* Begin SOURCE RECORDS *
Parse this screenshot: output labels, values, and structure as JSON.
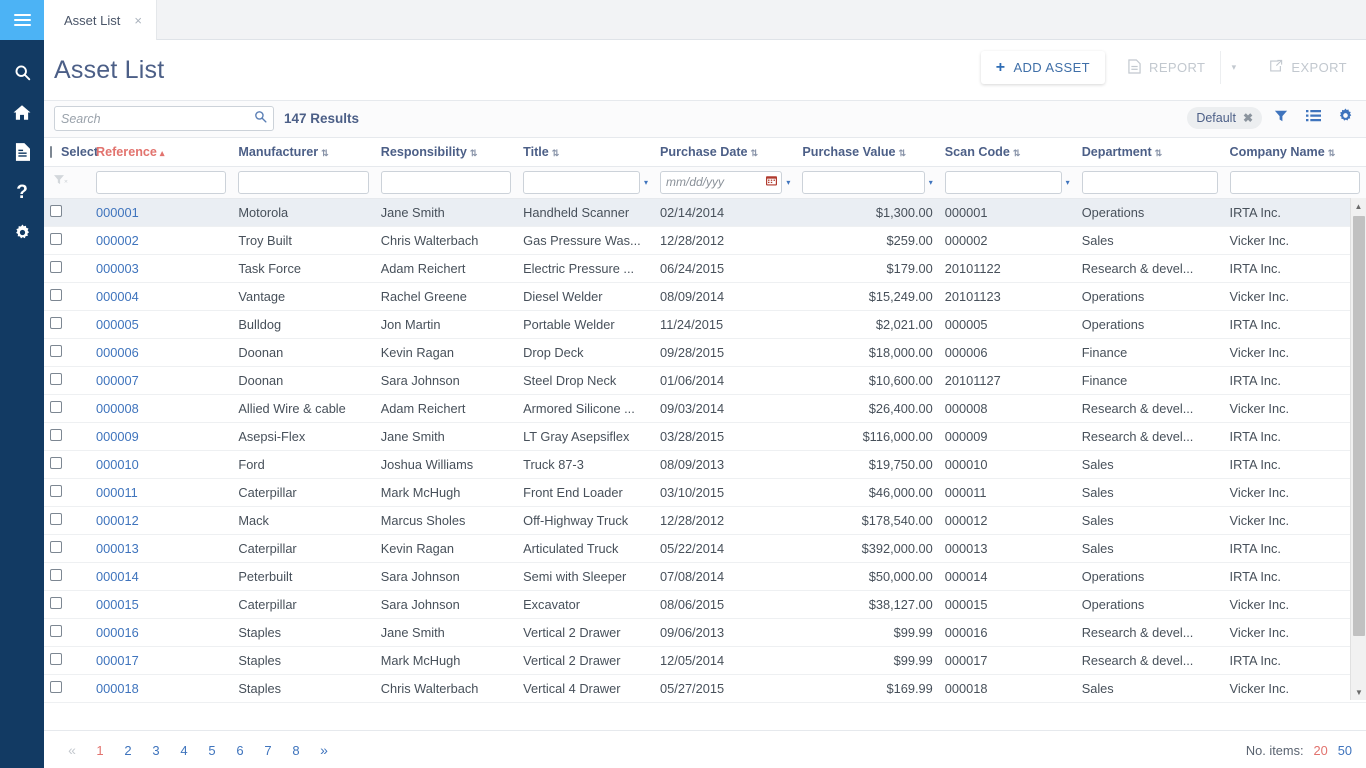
{
  "sidebar": {
    "menu_icon": "hamburger-icon",
    "items": [
      {
        "icon": "search-icon",
        "name": "search"
      },
      {
        "icon": "home-icon",
        "name": "home"
      },
      {
        "icon": "document-icon",
        "name": "documents"
      },
      {
        "icon": "question-icon",
        "name": "help"
      },
      {
        "icon": "gear-icon",
        "name": "settings"
      }
    ]
  },
  "tabs": [
    {
      "label": "Asset List",
      "close": "×"
    }
  ],
  "header": {
    "title": "Asset List",
    "add_asset_label": "ADD ASSET",
    "add_asset_plus": "+",
    "report_label": "REPORT",
    "report_caret": "▾",
    "export_label": "EXPORT"
  },
  "toolbar": {
    "search_placeholder": "Search",
    "search_value": "",
    "results_text": "147 Results",
    "view_chip": "Default",
    "view_chip_close": "✖",
    "filter_icon": "filter-icon",
    "list_icon": "list-icon",
    "settings_icon": "gear-icon"
  },
  "table": {
    "select_header": "Select",
    "columns": [
      {
        "key": "reference",
        "label": "Reference",
        "sorted": true,
        "sort_dir": "▴",
        "sort_glyph": "▴",
        "align": "left"
      },
      {
        "key": "manufacturer",
        "label": "Manufacturer",
        "sorted": false,
        "sort_glyph": "⇅",
        "align": "left"
      },
      {
        "key": "responsibility",
        "label": "Responsibility",
        "sorted": false,
        "sort_glyph": "⇅",
        "align": "left"
      },
      {
        "key": "title",
        "label": "Title",
        "sorted": false,
        "sort_glyph": "⇅",
        "align": "left"
      },
      {
        "key": "purchase_date",
        "label": "Purchase Date",
        "sorted": false,
        "sort_glyph": "⇅",
        "align": "left"
      },
      {
        "key": "purchase_value",
        "label": "Purchase Value",
        "sorted": false,
        "sort_glyph": "⇅",
        "align": "right"
      },
      {
        "key": "scan_code",
        "label": "Scan Code",
        "sorted": false,
        "sort_glyph": "⇅",
        "align": "left"
      },
      {
        "key": "department",
        "label": "Department",
        "sorted": false,
        "sort_glyph": "⇅",
        "align": "left"
      },
      {
        "key": "company_name",
        "label": "Company Name",
        "sorted": false,
        "sort_glyph": "⇅",
        "align": "left"
      }
    ],
    "filters": {
      "clear_icon": "clear-filter-icon",
      "reference": "",
      "manufacturer": "",
      "responsibility": "",
      "title": "",
      "purchase_date_placeholder": "mm/dd/yyy",
      "purchase_value": "",
      "scan_code": "",
      "department": "",
      "company_name": ""
    },
    "rows": [
      {
        "selected": true,
        "reference": "000001",
        "manufacturer": "Motorola",
        "responsibility": "Jane Smith",
        "title": "Handheld Scanner",
        "purchase_date": "02/14/2014",
        "purchase_value": "$1,300.00",
        "scan_code": "000001",
        "department": "Operations",
        "company_name": "IRTA Inc."
      },
      {
        "selected": false,
        "reference": "000002",
        "manufacturer": "Troy Built",
        "responsibility": "Chris Walterbach",
        "title": "Gas Pressure Was...",
        "purchase_date": "12/28/2012",
        "purchase_value": "$259.00",
        "scan_code": "000002",
        "department": "Sales",
        "company_name": "Vicker Inc."
      },
      {
        "selected": false,
        "reference": "000003",
        "manufacturer": "Task Force",
        "responsibility": "Adam Reichert",
        "title": "Electric Pressure ...",
        "purchase_date": "06/24/2015",
        "purchase_value": "$179.00",
        "scan_code": "20101122",
        "department": "Research & devel...",
        "company_name": "IRTA Inc."
      },
      {
        "selected": false,
        "reference": "000004",
        "manufacturer": "Vantage",
        "responsibility": "Rachel Greene",
        "title": "Diesel Welder",
        "purchase_date": "08/09/2014",
        "purchase_value": "$15,249.00",
        "scan_code": "20101123",
        "department": "Operations",
        "company_name": "Vicker Inc."
      },
      {
        "selected": false,
        "reference": "000005",
        "manufacturer": "Bulldog",
        "responsibility": "Jon Martin",
        "title": "Portable Welder",
        "purchase_date": "11/24/2015",
        "purchase_value": "$2,021.00",
        "scan_code": "000005",
        "department": "Operations",
        "company_name": "IRTA Inc."
      },
      {
        "selected": false,
        "reference": "000006",
        "manufacturer": "Doonan",
        "responsibility": "Kevin Ragan",
        "title": "Drop Deck",
        "purchase_date": "09/28/2015",
        "purchase_value": "$18,000.00",
        "scan_code": "000006",
        "department": "Finance",
        "company_name": "Vicker Inc."
      },
      {
        "selected": false,
        "reference": "000007",
        "manufacturer": "Doonan",
        "responsibility": "Sara Johnson",
        "title": "Steel Drop Neck",
        "purchase_date": "01/06/2014",
        "purchase_value": "$10,600.00",
        "scan_code": "20101127",
        "department": "Finance",
        "company_name": "IRTA Inc."
      },
      {
        "selected": false,
        "reference": "000008",
        "manufacturer": "Allied Wire & cable",
        "responsibility": "Adam Reichert",
        "title": "Armored Silicone ...",
        "purchase_date": "09/03/2014",
        "purchase_value": "$26,400.00",
        "scan_code": "000008",
        "department": "Research & devel...",
        "company_name": "Vicker Inc."
      },
      {
        "selected": false,
        "reference": "000009",
        "manufacturer": "Asepsi-Flex",
        "responsibility": "Jane Smith",
        "title": "LT Gray Asepsiflex",
        "purchase_date": "03/28/2015",
        "purchase_value": "$116,000.00",
        "scan_code": "000009",
        "department": "Research & devel...",
        "company_name": "IRTA Inc."
      },
      {
        "selected": false,
        "reference": "000010",
        "manufacturer": "Ford",
        "responsibility": "Joshua Williams",
        "title": "Truck 87-3",
        "purchase_date": "08/09/2013",
        "purchase_value": "$19,750.00",
        "scan_code": "000010",
        "department": "Sales",
        "company_name": "IRTA Inc."
      },
      {
        "selected": false,
        "reference": "000011",
        "manufacturer": "Caterpillar",
        "responsibility": "Mark McHugh",
        "title": "Front End Loader",
        "purchase_date": "03/10/2015",
        "purchase_value": "$46,000.00",
        "scan_code": "000011",
        "department": "Sales",
        "company_name": "Vicker Inc."
      },
      {
        "selected": false,
        "reference": "000012",
        "manufacturer": "Mack",
        "responsibility": "Marcus Sholes",
        "title": "Off-Highway Truck",
        "purchase_date": "12/28/2012",
        "purchase_value": "$178,540.00",
        "scan_code": "000012",
        "department": "Sales",
        "company_name": "Vicker Inc."
      },
      {
        "selected": false,
        "reference": "000013",
        "manufacturer": "Caterpillar",
        "responsibility": "Kevin Ragan",
        "title": "Articulated Truck",
        "purchase_date": "05/22/2014",
        "purchase_value": "$392,000.00",
        "scan_code": "000013",
        "department": "Sales",
        "company_name": "IRTA Inc."
      },
      {
        "selected": false,
        "reference": "000014",
        "manufacturer": "Peterbuilt",
        "responsibility": "Sara Johnson",
        "title": "Semi with Sleeper",
        "purchase_date": "07/08/2014",
        "purchase_value": "$50,000.00",
        "scan_code": "000014",
        "department": "Operations",
        "company_name": "IRTA Inc."
      },
      {
        "selected": false,
        "reference": "000015",
        "manufacturer": "Caterpillar",
        "responsibility": "Sara Johnson",
        "title": "Excavator",
        "purchase_date": "08/06/2015",
        "purchase_value": "$38,127.00",
        "scan_code": "000015",
        "department": "Operations",
        "company_name": "Vicker Inc."
      },
      {
        "selected": false,
        "reference": "000016",
        "manufacturer": "Staples",
        "responsibility": "Jane Smith",
        "title": "Vertical 2 Drawer",
        "purchase_date": "09/06/2013",
        "purchase_value": "$99.99",
        "scan_code": "000016",
        "department": "Research & devel...",
        "company_name": "Vicker Inc."
      },
      {
        "selected": false,
        "reference": "000017",
        "manufacturer": "Staples",
        "responsibility": "Mark McHugh",
        "title": "Vertical 2 Drawer",
        "purchase_date": "12/05/2014",
        "purchase_value": "$99.99",
        "scan_code": "000017",
        "department": "Research & devel...",
        "company_name": "IRTA Inc."
      },
      {
        "selected": false,
        "reference": "000018",
        "manufacturer": "Staples",
        "responsibility": "Chris Walterbach",
        "title": "Vertical 4 Drawer",
        "purchase_date": "05/27/2015",
        "purchase_value": "$169.99",
        "scan_code": "000018",
        "department": "Sales",
        "company_name": "Vicker Inc."
      }
    ]
  },
  "footer": {
    "first_glyph": "«",
    "last_glyph": "»",
    "pages": [
      "1",
      "2",
      "3",
      "4",
      "5",
      "6",
      "7",
      "8"
    ],
    "active_page": "1",
    "no_items_label": "No. items:",
    "page_sizes": [
      "20",
      "50"
    ],
    "active_page_size": "20"
  }
}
* End SOURCE RECORDS *
* _WHAT YOU WILL DO_: Scan the listing above for the word "Drop" and copy every line that holds it.

* _TASK RESPONSE_:
        "title": "Drop Deck",
        "title": "Steel Drop Neck",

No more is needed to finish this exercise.